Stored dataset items
--------------------------------

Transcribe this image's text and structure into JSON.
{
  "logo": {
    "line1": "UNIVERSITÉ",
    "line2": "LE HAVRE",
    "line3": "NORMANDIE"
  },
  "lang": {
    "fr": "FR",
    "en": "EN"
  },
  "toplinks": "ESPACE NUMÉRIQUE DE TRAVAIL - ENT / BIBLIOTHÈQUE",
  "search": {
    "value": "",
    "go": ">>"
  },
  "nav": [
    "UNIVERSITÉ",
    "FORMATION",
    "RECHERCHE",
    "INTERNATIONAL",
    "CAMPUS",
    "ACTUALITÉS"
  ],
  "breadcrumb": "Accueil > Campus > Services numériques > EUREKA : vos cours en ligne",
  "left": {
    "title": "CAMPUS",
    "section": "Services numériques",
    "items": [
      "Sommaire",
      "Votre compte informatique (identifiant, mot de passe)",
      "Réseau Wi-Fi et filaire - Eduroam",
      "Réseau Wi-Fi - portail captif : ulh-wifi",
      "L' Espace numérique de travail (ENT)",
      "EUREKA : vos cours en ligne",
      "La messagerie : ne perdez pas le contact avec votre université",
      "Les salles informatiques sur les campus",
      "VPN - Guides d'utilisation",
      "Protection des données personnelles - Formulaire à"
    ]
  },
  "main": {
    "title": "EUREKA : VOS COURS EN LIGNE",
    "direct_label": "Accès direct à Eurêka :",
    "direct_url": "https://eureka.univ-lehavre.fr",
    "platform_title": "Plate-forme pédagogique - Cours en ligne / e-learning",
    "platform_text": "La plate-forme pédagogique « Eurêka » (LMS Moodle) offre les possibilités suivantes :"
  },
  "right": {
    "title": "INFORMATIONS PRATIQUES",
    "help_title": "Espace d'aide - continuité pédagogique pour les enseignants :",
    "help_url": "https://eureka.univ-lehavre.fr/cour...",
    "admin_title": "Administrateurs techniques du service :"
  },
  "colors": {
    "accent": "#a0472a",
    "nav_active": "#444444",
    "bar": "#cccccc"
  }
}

--------------------------------

## Exercise
Each record above must be given again exactly.

## Result of the exercise
Transcribe this image's text and structure into JSON.
{
  "logo": {
    "line1": "UNIVERSITÉ",
    "line2": "LE HAVRE",
    "line3": "NORMANDIE"
  },
  "lang": {
    "fr": "FR",
    "en": "EN"
  },
  "toplinks": "ESPACE NUMÉRIQUE DE TRAVAIL - ENT / BIBLIOTHÈQUE",
  "search": {
    "value": "",
    "go": ">>"
  },
  "nav": [
    "UNIVERSITÉ",
    "FORMATION",
    "RECHERCHE",
    "INTERNATIONAL",
    "CAMPUS",
    "ACTUALITÉS"
  ],
  "breadcrumb": "Accueil > Campus > Services numériques > EUREKA : vos cours en ligne",
  "left": {
    "title": "CAMPUS",
    "section": "Services numériques",
    "items": [
      "Sommaire",
      "Votre compte informatique (identifiant, mot de passe)",
      "Réseau Wi-Fi et filaire - Eduroam",
      "Réseau Wi-Fi - portail captif : ulh-wifi",
      "L' Espace numérique de travail (ENT)",
      "EUREKA : vos cours en ligne",
      "La messagerie : ne perdez pas le contact avec votre université",
      "Les salles informatiques sur les campus",
      "VPN - Guides d'utilisation",
      "Protection des données personnelles - Formulaire à"
    ]
  },
  "main": {
    "title": "EUREKA : VOS COURS EN LIGNE",
    "direct_label": "Accès direct à Eurêka :",
    "direct_url": "https://eureka.univ-lehavre.fr",
    "platform_title": "Plate-forme pédagogique - Cours en ligne / e-learning",
    "platform_text": "La plate-forme pédagogique « Eurêka » (LMS Moodle) offre les possibilités suivantes :"
  },
  "right": {
    "title": "INFORMATIONS PRATIQUES",
    "help_title": "Espace d'aide - continuité pédagogique pour les enseignants :",
    "help_url": "https://eureka.univ-lehavre.fr/cour...",
    "admin_title": "Administrateurs techniques du service :"
  },
  "colors": {
    "accent": "#a0472a",
    "nav_active": "#444444",
    "bar": "#cccccc"
  }
}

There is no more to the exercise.